## Provided material
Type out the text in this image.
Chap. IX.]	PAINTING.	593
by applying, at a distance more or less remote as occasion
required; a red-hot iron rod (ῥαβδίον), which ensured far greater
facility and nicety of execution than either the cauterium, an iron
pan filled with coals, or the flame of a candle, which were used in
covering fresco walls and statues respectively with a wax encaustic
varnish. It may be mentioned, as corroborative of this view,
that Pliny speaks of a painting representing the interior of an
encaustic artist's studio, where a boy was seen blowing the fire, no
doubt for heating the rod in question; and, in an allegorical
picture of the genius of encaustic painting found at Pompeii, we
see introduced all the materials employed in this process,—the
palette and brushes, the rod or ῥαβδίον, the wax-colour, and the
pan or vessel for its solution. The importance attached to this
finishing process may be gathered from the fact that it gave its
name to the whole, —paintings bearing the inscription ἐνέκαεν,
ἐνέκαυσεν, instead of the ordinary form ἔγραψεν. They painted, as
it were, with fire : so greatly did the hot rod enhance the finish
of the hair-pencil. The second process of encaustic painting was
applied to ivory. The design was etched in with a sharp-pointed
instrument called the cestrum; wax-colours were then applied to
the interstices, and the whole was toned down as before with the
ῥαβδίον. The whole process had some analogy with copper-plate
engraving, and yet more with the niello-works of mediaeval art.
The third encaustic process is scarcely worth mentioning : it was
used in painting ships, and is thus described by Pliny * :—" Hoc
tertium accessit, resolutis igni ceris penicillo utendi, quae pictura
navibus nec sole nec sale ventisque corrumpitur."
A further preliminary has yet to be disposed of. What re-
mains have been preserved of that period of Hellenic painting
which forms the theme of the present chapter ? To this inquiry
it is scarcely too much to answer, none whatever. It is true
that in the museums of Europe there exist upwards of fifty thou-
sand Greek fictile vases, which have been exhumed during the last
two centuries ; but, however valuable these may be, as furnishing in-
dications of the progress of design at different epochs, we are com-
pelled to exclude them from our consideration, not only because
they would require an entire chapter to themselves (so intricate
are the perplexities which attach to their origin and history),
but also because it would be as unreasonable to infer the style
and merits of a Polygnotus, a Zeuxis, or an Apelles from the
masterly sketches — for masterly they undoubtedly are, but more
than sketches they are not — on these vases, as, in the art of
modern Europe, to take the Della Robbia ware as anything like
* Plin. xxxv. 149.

## Problem statement
Your task is to extract all of the records exactly.

## Exercise answer
Type out the text in this image.
Chap. IX.]	PAINTING.	593
by applying, at a distance more or less remote as occasion
required; a red-hot iron rod (ῥαβδίον), which ensured far greater
facility and nicety of execution than either the cauterium, an iron
pan filled with coals, or the flame of a candle, which were used in
covering fresco walls and statues respectively with a wax encaustic
varnish. It may be mentioned, as corroborative of this view,
that Pliny speaks of a painting representing the interior of an
encaustic artist's studio, where a boy was seen blowing the fire, no
doubt for heating the rod in question; and, in an allegorical
picture of the genius of encaustic painting found at Pompeii, we
see introduced all the materials employed in this process,—the
palette and brushes, the rod or ῥαβδίον, the wax-colour, and the
pan or vessel for its solution. The importance attached to this
finishing process may be gathered from the fact that it gave its
name to the whole, —paintings bearing the inscription ἐνέκαεν,
ἐνέκαυσεν, instead of the ordinary form ἔγραψεν. They painted, as
it were, with fire : so greatly did the hot rod enhance the finish
of the hair-pencil. The second process of encaustic painting was
applied to ivory. The design was etched in with a sharp-pointed
instrument called the cestrum; wax-colours were then applied to
the interstices, and the whole was toned down as before with the
ῥαβδίον. The whole process had some analogy with copper-plate
engraving, and yet more with the niello-works of mediaeval art.
The third encaustic process is scarcely worth mentioning : it was
used in painting ships, and is thus described by Pliny * :—" Hoc
tertium accessit, resolutis igni ceris penicillo utendi, quae pictura
navibus nec sole nec sale ventisque corrumpitur."
A further preliminary has yet to be disposed of. What re-
mains have been preserved of that period of Hellenic painting
which forms the theme of the present chapter ? To this inquiry
it is scarcely too much to answer, none whatever. It is true
that in the museums of Europe there exist upwards of fifty thou-
sand Greek fictile vases, which have been exhumed during the last
two centuries ; but, however valuable these may be, as furnishing in-
dications of the progress of design at different epochs, we are com-
pelled to exclude them from our consideration, not only because
they would require an entire chapter to themselves (so intricate
are the perplexities which attach to their origin and history),
but also because it would be as unreasonable to infer the style
and merits of a Polygnotus, a Zeuxis, or an Apelles from the
masterly sketches — for masterly they undoubtedly are, but more
than sketches they are not — on these vases, as, in the art of
modern Europe, to take the Della Robbia ware as anything like
* Plin. xxxv. 149.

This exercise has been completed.